— start —

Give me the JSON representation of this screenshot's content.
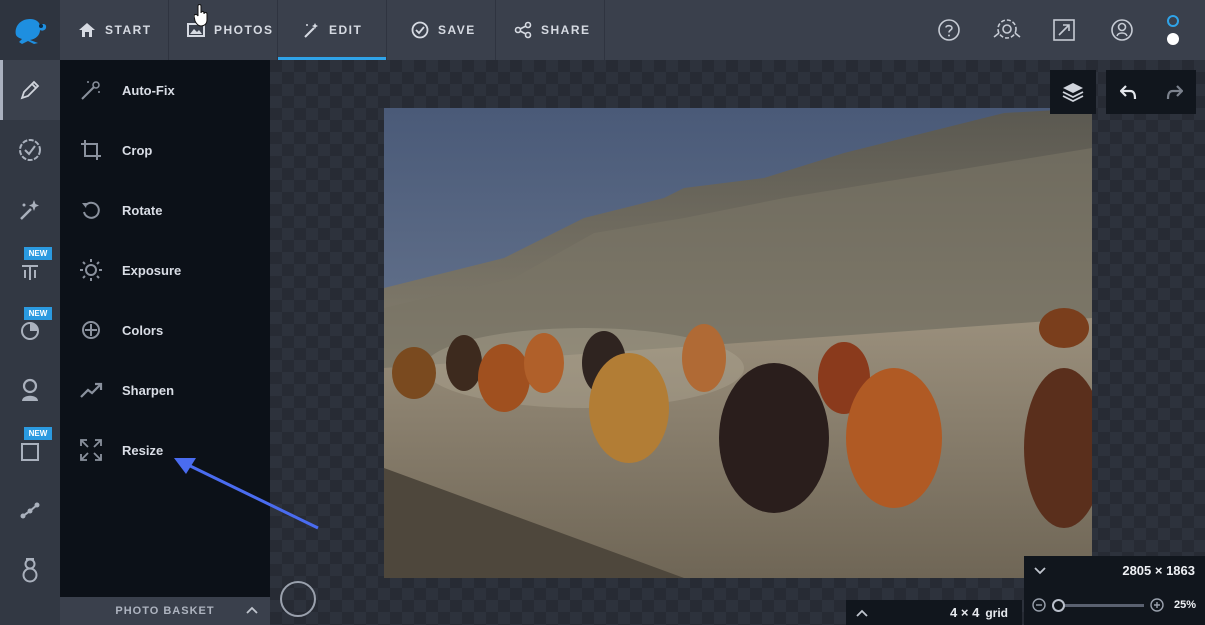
{
  "topbar": {
    "tabs": [
      {
        "id": "start",
        "label": "START",
        "icon": "home-icon"
      },
      {
        "id": "photos",
        "label": "PHOTOS",
        "icon": "image-icon"
      },
      {
        "id": "edit",
        "label": "EDIT",
        "icon": "magic-wand-icon",
        "active": true
      },
      {
        "id": "save",
        "label": "SAVE",
        "icon": "check-circle-icon"
      },
      {
        "id": "share",
        "label": "SHARE",
        "icon": "share-icon"
      }
    ],
    "right_icons": [
      "help-icon",
      "settings-gear-icon",
      "fullscreen-icon",
      "account-icon"
    ],
    "indicator_colors": [
      "#2fa3e8",
      "#ffffff"
    ]
  },
  "rail": {
    "items": [
      {
        "icon": "pencil-icon",
        "active": true,
        "badge": ""
      },
      {
        "icon": "badge-check-icon",
        "badge": ""
      },
      {
        "icon": "magic-sparkle-icon",
        "badge": ""
      },
      {
        "icon": "text-icon",
        "badge": "NEW"
      },
      {
        "icon": "overlay-icon",
        "badge": "NEW"
      },
      {
        "icon": "person-icon",
        "badge": ""
      },
      {
        "icon": "frame-icon",
        "badge": "NEW"
      },
      {
        "icon": "graph-nodes-icon",
        "badge": ""
      },
      {
        "icon": "snowman-icon",
        "badge": ""
      }
    ]
  },
  "panel": {
    "tools": [
      {
        "label": "Auto-Fix",
        "icon": "magic-wand-icon"
      },
      {
        "label": "Crop",
        "icon": "crop-icon"
      },
      {
        "label": "Rotate",
        "icon": "rotate-icon"
      },
      {
        "label": "Exposure",
        "icon": "sun-icon"
      },
      {
        "label": "Colors",
        "icon": "crosshair-icon"
      },
      {
        "label": "Sharpen",
        "icon": "trend-up-icon"
      },
      {
        "label": "Resize",
        "icon": "resize-icon"
      }
    ],
    "basket_label": "PHOTO BASKET"
  },
  "canvas": {
    "grid_label_value": "4 × 4",
    "grid_label_word": "grid",
    "dimensions": "2805 × 1863",
    "zoom": "25%",
    "zoom_fraction": 0.0
  },
  "colors": {
    "accent": "#2fa3e8",
    "annotation_arrow": "#4a6cf0"
  }
}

— end —

Retype everything in the material word for word, minus pictures.

> Answer in full:
Give me the JSON representation of this screenshot's content.
{
  "topbar": {
    "tabs": [
      {
        "id": "start",
        "label": "START",
        "icon": "home-icon"
      },
      {
        "id": "photos",
        "label": "PHOTOS",
        "icon": "image-icon"
      },
      {
        "id": "edit",
        "label": "EDIT",
        "icon": "magic-wand-icon",
        "active": true
      },
      {
        "id": "save",
        "label": "SAVE",
        "icon": "check-circle-icon"
      },
      {
        "id": "share",
        "label": "SHARE",
        "icon": "share-icon"
      }
    ],
    "right_icons": [
      "help-icon",
      "settings-gear-icon",
      "fullscreen-icon",
      "account-icon"
    ],
    "indicator_colors": [
      "#2fa3e8",
      "#ffffff"
    ]
  },
  "rail": {
    "items": [
      {
        "icon": "pencil-icon",
        "active": true,
        "badge": ""
      },
      {
        "icon": "badge-check-icon",
        "badge": ""
      },
      {
        "icon": "magic-sparkle-icon",
        "badge": ""
      },
      {
        "icon": "text-icon",
        "badge": "NEW"
      },
      {
        "icon": "overlay-icon",
        "badge": "NEW"
      },
      {
        "icon": "person-icon",
        "badge": ""
      },
      {
        "icon": "frame-icon",
        "badge": "NEW"
      },
      {
        "icon": "graph-nodes-icon",
        "badge": ""
      },
      {
        "icon": "snowman-icon",
        "badge": ""
      }
    ]
  },
  "panel": {
    "tools": [
      {
        "label": "Auto-Fix",
        "icon": "magic-wand-icon"
      },
      {
        "label": "Crop",
        "icon": "crop-icon"
      },
      {
        "label": "Rotate",
        "icon": "rotate-icon"
      },
      {
        "label": "Exposure",
        "icon": "sun-icon"
      },
      {
        "label": "Colors",
        "icon": "crosshair-icon"
      },
      {
        "label": "Sharpen",
        "icon": "trend-up-icon"
      },
      {
        "label": "Resize",
        "icon": "resize-icon"
      }
    ],
    "basket_label": "PHOTO BASKET"
  },
  "canvas": {
    "grid_label_value": "4 × 4",
    "grid_label_word": "grid",
    "dimensions": "2805 × 1863",
    "zoom": "25%",
    "zoom_fraction": 0.0
  },
  "colors": {
    "accent": "#2fa3e8",
    "annotation_arrow": "#4a6cf0"
  }
}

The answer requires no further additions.